GIVEN ENTRIES:
----
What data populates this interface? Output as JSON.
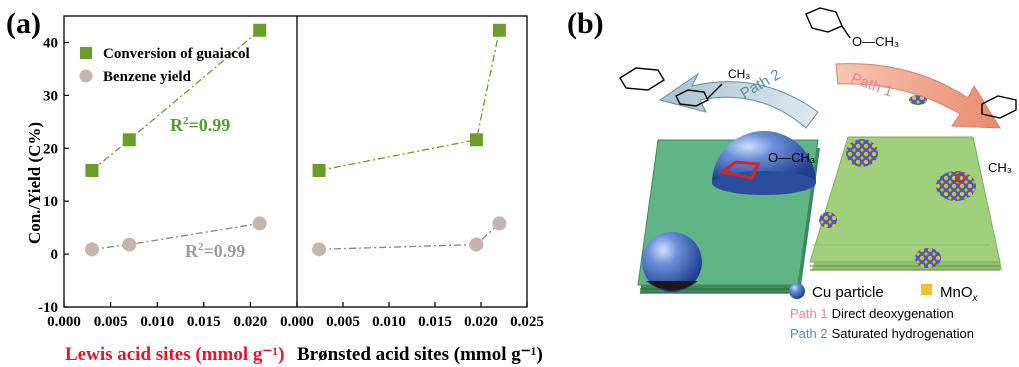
{
  "panel_a_label": "(a)",
  "panel_b_label": "(b)",
  "chart_data": [
    {
      "type": "line",
      "xlabel": "Lewis acid sites (mmol g⁻¹)",
      "ylabel": "Con./Yield (C%)",
      "xlim": [
        0.0,
        0.025
      ],
      "ylim": [
        -10,
        45
      ],
      "xticks": [
        "0.000",
        "0.005",
        "0.010",
        "0.015",
        "0.020"
      ],
      "yticks": [
        "-10",
        "0",
        "10",
        "20",
        "30",
        "40"
      ],
      "series": [
        {
          "name": "Conversion of guaiacol",
          "x": [
            0.003,
            0.007,
            0.021
          ],
          "values": [
            15.8,
            21.6,
            42.3
          ],
          "color": "#6a9c2e",
          "marker": "square",
          "annotation": "R²=0.99"
        },
        {
          "name": "Benzene yield",
          "x": [
            0.003,
            0.007,
            0.021
          ],
          "values": [
            0.9,
            1.8,
            5.8
          ],
          "color": "#c2b6ae",
          "marker": "circle",
          "annotation": "R²=0.99"
        }
      ],
      "legend_position": "top-left"
    },
    {
      "type": "line",
      "xlabel": "Brønsted acid sites (mmol g⁻¹)",
      "xlim": [
        0.0,
        0.025
      ],
      "xticks": [
        "0.000",
        "0.005",
        "0.010",
        "0.015",
        "0.020",
        "0.025"
      ],
      "series": [
        {
          "name": "Conversion of guaiacol",
          "x": [
            0.0024,
            0.0195,
            0.022
          ],
          "values": [
            15.8,
            21.6,
            42.3
          ],
          "color": "#6a9c2e",
          "marker": "square"
        },
        {
          "name": "Benzene yield",
          "x": [
            0.0024,
            0.0195,
            0.022
          ],
          "values": [
            0.9,
            1.8,
            5.8
          ],
          "color": "#c2b6ae",
          "marker": "circle"
        }
      ]
    }
  ],
  "schematic": {
    "labels": {
      "ch3_top": "O—CH₃",
      "ch3_left": "CH₃",
      "ch3_mid": "O—CH₃",
      "ch3_right": "CH₃",
      "path2_arrow": "Path 2",
      "path1_arrow": "Path 1"
    },
    "legend": {
      "cu": "Cu particle",
      "mno_main": "MnO",
      "mno_sub": "x",
      "path1_tag": "Path 1",
      "path1_text": "Direct deoxygenation",
      "path2_tag": "Path 2",
      "path2_text": "Saturated hydrogenation"
    },
    "colors": {
      "path1": "#e8878f",
      "path2": "#5e8f9b",
      "cu": "#3f63b8",
      "mnox": "#f2c12e",
      "left_slab": "#5fb585",
      "right_slab": "#a2cf7b"
    }
  }
}
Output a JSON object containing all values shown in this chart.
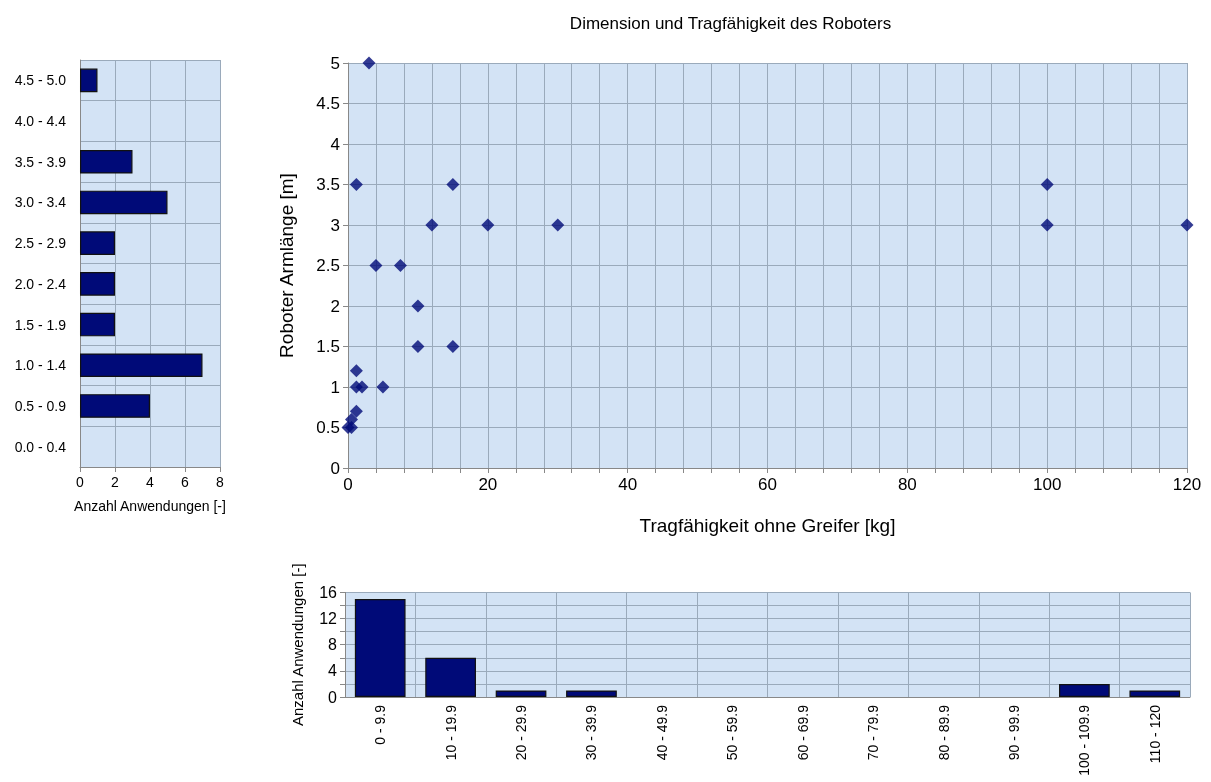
{
  "chart_data": [
    {
      "type": "bar",
      "orientation": "horizontal",
      "categories": [
        "4.5 - 5.0",
        "4.0 - 4.4",
        "3.5 - 3.9",
        "3.0 - 3.4",
        "2.5 - 2.9",
        "2.0 - 2.4",
        "1.5 - 1.9",
        "1.0 - 1.4",
        "0.5 - 0.9",
        "0.0 - 0.4"
      ],
      "values": [
        1,
        0,
        3,
        5,
        2,
        2,
        2,
        7,
        4,
        0
      ],
      "color": "#000a78",
      "xlabel": "Anzahl Anwendungen [-]",
      "xlim": [
        0,
        8
      ],
      "xticks": [
        0,
        2,
        4,
        6,
        8
      ],
      "grid": true
    },
    {
      "type": "scatter",
      "title": "Dimension und Tragfähigkeit des Roboters",
      "xlabel": "Tragfähigkeit ohne Greifer [kg]",
      "ylabel": "Roboter Armlänge [m]",
      "x": [
        3,
        1.2,
        15,
        12,
        20,
        30,
        4,
        7.5,
        10,
        10,
        15,
        1.2,
        1.2,
        2,
        5,
        1.2,
        0.5,
        0,
        0.5,
        100,
        100,
        120
      ],
      "values": [
        5,
        3.5,
        3.5,
        3,
        3,
        3,
        2.5,
        2.5,
        2,
        1.5,
        1.5,
        1.2,
        1,
        1,
        1,
        0.7,
        0.6,
        0.5,
        0.5,
        3.5,
        3,
        3
      ],
      "color": "#000a78",
      "marker": "diamond",
      "xlim": [
        0,
        120
      ],
      "xticks": [
        0,
        {
          "value": 4,
          "label": null
        },
        {
          "value": 8,
          "label": null
        },
        {
          "value": 12,
          "label": null
        },
        {
          "value": 16,
          "label": null
        },
        20,
        {
          "value": 24,
          "label": null
        },
        {
          "value": 28,
          "label": null
        },
        {
          "value": 32,
          "label": null
        },
        {
          "value": 36,
          "label": null
        },
        40,
        {
          "value": 44,
          "label": null
        },
        {
          "value": 48,
          "label": null
        },
        {
          "value": 52,
          "label": null
        },
        {
          "value": 56,
          "label": null
        },
        60,
        {
          "value": 64,
          "label": null
        },
        {
          "value": 68,
          "label": null
        },
        {
          "value": 72,
          "label": null
        },
        {
          "value": 76,
          "label": null
        },
        80,
        {
          "value": 84,
          "label": null
        },
        {
          "value": 88,
          "label": null
        },
        {
          "value": 92,
          "label": null
        },
        {
          "value": 96,
          "label": null
        },
        100,
        {
          "value": 104,
          "label": null
        },
        {
          "value": 108,
          "label": null
        },
        {
          "value": 112,
          "label": null
        },
        {
          "value": 116,
          "label": null
        },
        120
      ],
      "ylim": [
        0,
        5
      ],
      "yticks": [
        0,
        0.5,
        1,
        1.5,
        2,
        2.5,
        3,
        3.5,
        4,
        4.5,
        5
      ],
      "grid": true
    },
    {
      "type": "bar",
      "categories": [
        "0 - 9.9",
        "10 - 19.9",
        "20 - 29.9",
        "30 - 39.9",
        "40 - 49.9",
        "50 - 59.9",
        "60 - 69.9",
        "70 - 79.9",
        "80 - 89.9",
        "90 - 99.9",
        "100 - 109.9",
        "110 - 120"
      ],
      "values": [
        15,
        6,
        1,
        1,
        0,
        0,
        0,
        0,
        0,
        0,
        2,
        1
      ],
      "color": "#000a78",
      "ylabel": "Anzahl Anwendungen [-]",
      "ylim": [
        0,
        16
      ],
      "yticks": [
        0,
        {
          "value": 2,
          "label": null
        },
        4,
        {
          "value": 6,
          "label": null
        },
        8,
        {
          "value": 10,
          "label": null
        },
        12,
        {
          "value": 14,
          "label": null
        },
        16
      ],
      "grid": true
    }
  ]
}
----
GIVEN EXERCISE: Copy out each line of the records that holds the string "acid".

RESPONSE:
      "xlabel": "Lewis acid sites (mmol g⁻¹)",
      "xlabel": "Brønsted acid sites (mmol g⁻¹)",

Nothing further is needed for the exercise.